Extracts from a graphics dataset
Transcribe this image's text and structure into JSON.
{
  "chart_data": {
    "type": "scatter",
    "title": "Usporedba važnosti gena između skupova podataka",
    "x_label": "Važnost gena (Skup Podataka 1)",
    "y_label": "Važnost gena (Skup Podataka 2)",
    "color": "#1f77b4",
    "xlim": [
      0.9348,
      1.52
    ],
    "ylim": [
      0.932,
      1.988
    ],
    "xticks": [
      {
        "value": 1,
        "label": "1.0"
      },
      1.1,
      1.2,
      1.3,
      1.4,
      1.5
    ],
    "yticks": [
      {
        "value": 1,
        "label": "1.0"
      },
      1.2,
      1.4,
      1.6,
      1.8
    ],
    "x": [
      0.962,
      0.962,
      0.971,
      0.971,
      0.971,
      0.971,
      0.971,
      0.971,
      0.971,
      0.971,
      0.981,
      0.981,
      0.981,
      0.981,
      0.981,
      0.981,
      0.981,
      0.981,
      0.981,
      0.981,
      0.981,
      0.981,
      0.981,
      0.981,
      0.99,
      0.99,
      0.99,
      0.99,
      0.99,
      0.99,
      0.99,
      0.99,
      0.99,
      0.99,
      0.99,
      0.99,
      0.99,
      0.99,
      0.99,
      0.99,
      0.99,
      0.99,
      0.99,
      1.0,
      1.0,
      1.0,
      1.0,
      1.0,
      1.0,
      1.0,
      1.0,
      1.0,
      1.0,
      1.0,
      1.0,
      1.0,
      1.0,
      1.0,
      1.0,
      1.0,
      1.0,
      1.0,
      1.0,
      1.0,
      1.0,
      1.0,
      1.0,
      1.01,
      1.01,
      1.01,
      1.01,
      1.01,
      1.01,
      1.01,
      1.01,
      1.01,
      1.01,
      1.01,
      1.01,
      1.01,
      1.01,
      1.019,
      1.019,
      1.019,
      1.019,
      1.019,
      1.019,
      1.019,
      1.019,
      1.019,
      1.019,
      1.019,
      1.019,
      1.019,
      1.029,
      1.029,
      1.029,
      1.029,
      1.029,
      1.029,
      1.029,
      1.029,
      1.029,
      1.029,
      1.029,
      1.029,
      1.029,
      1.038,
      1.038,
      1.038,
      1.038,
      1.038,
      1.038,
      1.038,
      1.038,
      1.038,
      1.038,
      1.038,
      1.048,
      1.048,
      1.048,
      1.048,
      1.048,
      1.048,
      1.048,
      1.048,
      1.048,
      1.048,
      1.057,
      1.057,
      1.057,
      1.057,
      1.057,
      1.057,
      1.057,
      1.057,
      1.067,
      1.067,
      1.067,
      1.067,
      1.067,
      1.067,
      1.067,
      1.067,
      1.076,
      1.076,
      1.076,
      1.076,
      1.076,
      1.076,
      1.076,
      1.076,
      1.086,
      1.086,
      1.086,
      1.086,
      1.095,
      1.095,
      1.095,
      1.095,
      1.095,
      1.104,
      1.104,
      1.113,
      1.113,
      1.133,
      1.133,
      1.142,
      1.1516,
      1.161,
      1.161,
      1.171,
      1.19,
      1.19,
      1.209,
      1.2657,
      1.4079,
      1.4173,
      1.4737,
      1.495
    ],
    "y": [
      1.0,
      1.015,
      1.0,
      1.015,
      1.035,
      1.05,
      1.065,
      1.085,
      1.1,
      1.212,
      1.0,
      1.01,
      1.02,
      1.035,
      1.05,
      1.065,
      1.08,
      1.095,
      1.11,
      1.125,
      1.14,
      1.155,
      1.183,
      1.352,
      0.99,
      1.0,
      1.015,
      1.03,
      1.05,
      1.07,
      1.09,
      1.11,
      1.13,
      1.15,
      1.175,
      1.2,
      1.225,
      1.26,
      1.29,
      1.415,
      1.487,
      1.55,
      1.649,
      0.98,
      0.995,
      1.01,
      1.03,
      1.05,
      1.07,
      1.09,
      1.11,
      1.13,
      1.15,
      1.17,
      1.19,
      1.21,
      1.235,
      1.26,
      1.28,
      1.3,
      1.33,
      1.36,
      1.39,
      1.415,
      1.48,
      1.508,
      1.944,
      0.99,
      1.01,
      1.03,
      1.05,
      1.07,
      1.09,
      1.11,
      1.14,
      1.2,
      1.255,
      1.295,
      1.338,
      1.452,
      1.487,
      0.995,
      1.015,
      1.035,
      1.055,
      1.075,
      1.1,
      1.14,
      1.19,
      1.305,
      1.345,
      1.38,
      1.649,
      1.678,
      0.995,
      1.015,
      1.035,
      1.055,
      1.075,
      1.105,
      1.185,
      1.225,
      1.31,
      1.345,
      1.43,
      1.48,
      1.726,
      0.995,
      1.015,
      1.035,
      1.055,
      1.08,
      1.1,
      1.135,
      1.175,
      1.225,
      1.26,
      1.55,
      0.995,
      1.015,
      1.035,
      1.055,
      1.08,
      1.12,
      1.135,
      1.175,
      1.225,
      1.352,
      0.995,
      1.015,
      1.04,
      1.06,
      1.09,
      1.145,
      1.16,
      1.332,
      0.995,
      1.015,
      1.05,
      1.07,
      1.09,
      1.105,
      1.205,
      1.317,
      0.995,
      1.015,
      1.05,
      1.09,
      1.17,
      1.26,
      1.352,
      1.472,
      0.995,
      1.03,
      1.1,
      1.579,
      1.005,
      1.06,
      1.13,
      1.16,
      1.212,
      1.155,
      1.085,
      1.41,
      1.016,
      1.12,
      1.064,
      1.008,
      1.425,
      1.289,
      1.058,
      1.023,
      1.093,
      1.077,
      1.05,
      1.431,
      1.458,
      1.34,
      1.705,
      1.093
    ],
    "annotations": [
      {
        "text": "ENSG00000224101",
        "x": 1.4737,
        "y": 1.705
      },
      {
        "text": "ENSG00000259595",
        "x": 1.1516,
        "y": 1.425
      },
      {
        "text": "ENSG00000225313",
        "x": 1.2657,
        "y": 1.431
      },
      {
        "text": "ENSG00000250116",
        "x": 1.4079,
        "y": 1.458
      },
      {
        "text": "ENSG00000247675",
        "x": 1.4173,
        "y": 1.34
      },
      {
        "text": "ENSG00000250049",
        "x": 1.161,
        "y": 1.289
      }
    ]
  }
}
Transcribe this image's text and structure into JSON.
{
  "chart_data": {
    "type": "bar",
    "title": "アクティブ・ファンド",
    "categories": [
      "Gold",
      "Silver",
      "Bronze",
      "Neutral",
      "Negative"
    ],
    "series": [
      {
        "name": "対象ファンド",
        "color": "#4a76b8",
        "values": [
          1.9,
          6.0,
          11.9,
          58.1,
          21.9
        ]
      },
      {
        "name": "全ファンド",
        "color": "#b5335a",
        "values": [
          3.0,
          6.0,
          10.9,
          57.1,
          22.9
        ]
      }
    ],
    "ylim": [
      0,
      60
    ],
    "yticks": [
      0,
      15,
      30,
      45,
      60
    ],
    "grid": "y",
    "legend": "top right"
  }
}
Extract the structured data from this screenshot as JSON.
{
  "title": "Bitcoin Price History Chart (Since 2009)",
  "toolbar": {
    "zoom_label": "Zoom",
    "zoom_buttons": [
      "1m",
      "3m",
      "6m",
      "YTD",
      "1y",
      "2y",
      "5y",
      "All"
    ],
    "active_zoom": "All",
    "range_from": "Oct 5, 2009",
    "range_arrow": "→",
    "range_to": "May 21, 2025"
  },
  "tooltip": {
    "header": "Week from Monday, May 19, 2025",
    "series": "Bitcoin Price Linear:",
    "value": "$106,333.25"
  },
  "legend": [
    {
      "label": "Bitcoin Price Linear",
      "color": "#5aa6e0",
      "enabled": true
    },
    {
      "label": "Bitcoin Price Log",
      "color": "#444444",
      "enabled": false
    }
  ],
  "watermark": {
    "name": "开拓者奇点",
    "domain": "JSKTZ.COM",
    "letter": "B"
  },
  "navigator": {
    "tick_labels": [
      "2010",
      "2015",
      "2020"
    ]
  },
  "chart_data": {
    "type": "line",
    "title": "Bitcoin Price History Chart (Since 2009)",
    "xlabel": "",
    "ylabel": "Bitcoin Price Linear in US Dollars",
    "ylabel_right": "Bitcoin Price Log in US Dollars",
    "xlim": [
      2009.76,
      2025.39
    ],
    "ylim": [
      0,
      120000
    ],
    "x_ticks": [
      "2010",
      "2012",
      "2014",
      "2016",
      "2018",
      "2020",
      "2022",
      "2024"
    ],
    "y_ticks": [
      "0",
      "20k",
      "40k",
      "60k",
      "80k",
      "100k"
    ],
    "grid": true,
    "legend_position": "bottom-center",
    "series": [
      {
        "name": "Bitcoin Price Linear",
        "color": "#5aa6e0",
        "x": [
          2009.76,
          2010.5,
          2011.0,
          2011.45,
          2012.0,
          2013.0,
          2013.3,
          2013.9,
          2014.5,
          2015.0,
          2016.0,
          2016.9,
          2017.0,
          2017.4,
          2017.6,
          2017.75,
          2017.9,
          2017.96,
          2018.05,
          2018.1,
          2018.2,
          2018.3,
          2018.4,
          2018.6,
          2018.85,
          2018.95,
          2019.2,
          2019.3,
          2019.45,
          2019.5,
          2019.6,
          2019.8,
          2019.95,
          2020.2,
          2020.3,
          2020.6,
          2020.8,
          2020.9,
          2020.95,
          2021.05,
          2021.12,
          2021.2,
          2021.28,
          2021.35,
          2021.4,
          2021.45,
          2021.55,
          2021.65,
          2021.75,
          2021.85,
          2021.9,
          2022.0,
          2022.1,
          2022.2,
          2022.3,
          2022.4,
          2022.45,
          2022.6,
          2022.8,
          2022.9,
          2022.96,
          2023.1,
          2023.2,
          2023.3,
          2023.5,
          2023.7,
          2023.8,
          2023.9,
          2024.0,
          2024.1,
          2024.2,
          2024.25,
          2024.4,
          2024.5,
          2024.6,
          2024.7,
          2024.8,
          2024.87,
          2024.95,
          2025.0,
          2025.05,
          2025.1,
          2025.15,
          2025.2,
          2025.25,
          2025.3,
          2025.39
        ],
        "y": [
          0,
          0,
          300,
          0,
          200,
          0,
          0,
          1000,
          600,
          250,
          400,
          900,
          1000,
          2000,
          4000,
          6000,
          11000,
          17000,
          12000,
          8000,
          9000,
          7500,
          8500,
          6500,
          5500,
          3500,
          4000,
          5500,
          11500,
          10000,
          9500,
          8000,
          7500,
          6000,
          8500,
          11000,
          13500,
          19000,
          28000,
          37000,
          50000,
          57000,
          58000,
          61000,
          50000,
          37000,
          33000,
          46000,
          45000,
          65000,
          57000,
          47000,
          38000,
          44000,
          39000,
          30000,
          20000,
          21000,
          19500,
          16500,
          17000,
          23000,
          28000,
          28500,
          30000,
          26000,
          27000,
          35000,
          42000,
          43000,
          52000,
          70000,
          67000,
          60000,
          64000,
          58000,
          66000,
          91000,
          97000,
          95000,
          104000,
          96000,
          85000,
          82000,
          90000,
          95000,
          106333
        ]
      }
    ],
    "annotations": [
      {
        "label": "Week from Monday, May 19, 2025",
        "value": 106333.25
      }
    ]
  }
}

TASK GOAL »
Copy all lines from the material that hold "Since".

EXERCISE OUTPUT »
  "title": "Bitcoin Price History Chart (Since 2009)",
    "title": "Bitcoin Price History Chart (Since 2009)",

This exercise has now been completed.